[Task brief] Repeat the material in full. Keep every line exactly as it is.

[Records for processing]

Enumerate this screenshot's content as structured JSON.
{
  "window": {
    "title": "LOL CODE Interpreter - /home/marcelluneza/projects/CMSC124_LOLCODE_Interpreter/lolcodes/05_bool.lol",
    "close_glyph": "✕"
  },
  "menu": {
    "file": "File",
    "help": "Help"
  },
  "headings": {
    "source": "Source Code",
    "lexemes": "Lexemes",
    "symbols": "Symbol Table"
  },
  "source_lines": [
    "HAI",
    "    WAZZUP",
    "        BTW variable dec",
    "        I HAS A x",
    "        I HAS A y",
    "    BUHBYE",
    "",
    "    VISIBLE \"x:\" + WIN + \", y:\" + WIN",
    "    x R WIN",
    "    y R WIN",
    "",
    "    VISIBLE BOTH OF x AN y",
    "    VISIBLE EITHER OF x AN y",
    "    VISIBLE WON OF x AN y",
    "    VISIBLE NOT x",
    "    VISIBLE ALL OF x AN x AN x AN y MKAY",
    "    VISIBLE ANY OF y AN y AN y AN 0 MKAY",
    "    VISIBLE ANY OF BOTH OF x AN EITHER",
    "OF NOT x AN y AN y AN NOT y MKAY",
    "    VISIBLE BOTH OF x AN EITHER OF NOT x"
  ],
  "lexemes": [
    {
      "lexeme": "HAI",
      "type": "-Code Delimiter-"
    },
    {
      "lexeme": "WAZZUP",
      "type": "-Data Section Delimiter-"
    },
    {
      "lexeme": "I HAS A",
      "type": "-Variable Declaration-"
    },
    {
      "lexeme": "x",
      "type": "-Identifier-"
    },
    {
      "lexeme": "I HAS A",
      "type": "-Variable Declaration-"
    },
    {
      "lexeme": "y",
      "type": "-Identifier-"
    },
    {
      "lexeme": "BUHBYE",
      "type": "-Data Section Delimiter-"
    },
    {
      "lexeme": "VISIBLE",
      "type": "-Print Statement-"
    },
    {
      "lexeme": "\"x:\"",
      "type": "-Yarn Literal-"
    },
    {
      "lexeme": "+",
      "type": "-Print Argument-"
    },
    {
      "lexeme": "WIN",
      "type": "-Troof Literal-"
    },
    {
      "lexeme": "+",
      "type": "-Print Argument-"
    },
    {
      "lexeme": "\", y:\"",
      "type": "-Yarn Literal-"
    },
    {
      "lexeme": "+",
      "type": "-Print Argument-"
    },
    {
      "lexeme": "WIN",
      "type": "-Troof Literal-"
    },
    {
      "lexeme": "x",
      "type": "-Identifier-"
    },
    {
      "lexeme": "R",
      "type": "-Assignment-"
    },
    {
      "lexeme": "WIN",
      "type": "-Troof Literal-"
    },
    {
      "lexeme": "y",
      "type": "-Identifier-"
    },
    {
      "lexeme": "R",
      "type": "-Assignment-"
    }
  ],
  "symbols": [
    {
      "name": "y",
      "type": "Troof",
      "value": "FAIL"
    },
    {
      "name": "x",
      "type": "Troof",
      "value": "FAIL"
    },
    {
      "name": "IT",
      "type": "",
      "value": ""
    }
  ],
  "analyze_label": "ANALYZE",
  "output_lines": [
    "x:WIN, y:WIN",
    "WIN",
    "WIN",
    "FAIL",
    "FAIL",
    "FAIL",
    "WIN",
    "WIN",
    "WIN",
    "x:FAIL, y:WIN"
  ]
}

[Correct output]
Enumerate this screenshot's content as structured JSON.
{
  "window": {
    "title": "LOL CODE Interpreter - /home/marcelluneza/projects/CMSC124_LOLCODE_Interpreter/lolcodes/05_bool.lol",
    "close_glyph": "✕"
  },
  "menu": {
    "file": "File",
    "help": "Help"
  },
  "headings": {
    "source": "Source Code",
    "lexemes": "Lexemes",
    "symbols": "Symbol Table"
  },
  "source_lines": [
    "HAI",
    "    WAZZUP",
    "        BTW variable dec",
    "        I HAS A x",
    "        I HAS A y",
    "    BUHBYE",
    "",
    "    VISIBLE \"x:\" + WIN + \", y:\" + WIN",
    "    x R WIN",
    "    y R WIN",
    "",
    "    VISIBLE BOTH OF x AN y",
    "    VISIBLE EITHER OF x AN y",
    "    VISIBLE WON OF x AN y",
    "    VISIBLE NOT x",
    "    VISIBLE ALL OF x AN x AN x AN y MKAY",
    "    VISIBLE ANY OF y AN y AN y AN 0 MKAY",
    "    VISIBLE ANY OF BOTH OF x AN EITHER",
    "OF NOT x AN y AN y AN NOT y MKAY",
    "    VISIBLE BOTH OF x AN EITHER OF NOT x"
  ],
  "lexemes": [
    {
      "lexeme": "HAI",
      "type": "-Code Delimiter-"
    },
    {
      "lexeme": "WAZZUP",
      "type": "-Data Section Delimiter-"
    },
    {
      "lexeme": "I HAS A",
      "type": "-Variable Declaration-"
    },
    {
      "lexeme": "x",
      "type": "-Identifier-"
    },
    {
      "lexeme": "I HAS A",
      "type": "-Variable Declaration-"
    },
    {
      "lexeme": "y",
      "type": "-Identifier-"
    },
    {
      "lexeme": "BUHBYE",
      "type": "-Data Section Delimiter-"
    },
    {
      "lexeme": "VISIBLE",
      "type": "-Print Statement-"
    },
    {
      "lexeme": "\"x:\"",
      "type": "-Yarn Literal-"
    },
    {
      "lexeme": "+",
      "type": "-Print Argument-"
    },
    {
      "lexeme": "WIN",
      "type": "-Troof Literal-"
    },
    {
      "lexeme": "+",
      "type": "-Print Argument-"
    },
    {
      "lexeme": "\", y:\"",
      "type": "-Yarn Literal-"
    },
    {
      "lexeme": "+",
      "type": "-Print Argument-"
    },
    {
      "lexeme": "WIN",
      "type": "-Troof Literal-"
    },
    {
      "lexeme": "x",
      "type": "-Identifier-"
    },
    {
      "lexeme": "R",
      "type": "-Assignment-"
    },
    {
      "lexeme": "WIN",
      "type": "-Troof Literal-"
    },
    {
      "lexeme": "y",
      "type": "-Identifier-"
    },
    {
      "lexeme": "R",
      "type": "-Assignment-"
    }
  ],
  "symbols": [
    {
      "name": "y",
      "type": "Troof",
      "value": "FAIL"
    },
    {
      "name": "x",
      "type": "Troof",
      "value": "FAIL"
    },
    {
      "name": "IT",
      "type": "",
      "value": ""
    }
  ],
  "analyze_label": "ANALYZE",
  "output_lines": [
    "x:WIN, y:WIN",
    "WIN",
    "WIN",
    "FAIL",
    "FAIL",
    "FAIL",
    "WIN",
    "WIN",
    "WIN",
    "x:FAIL, y:WIN"
  ]
}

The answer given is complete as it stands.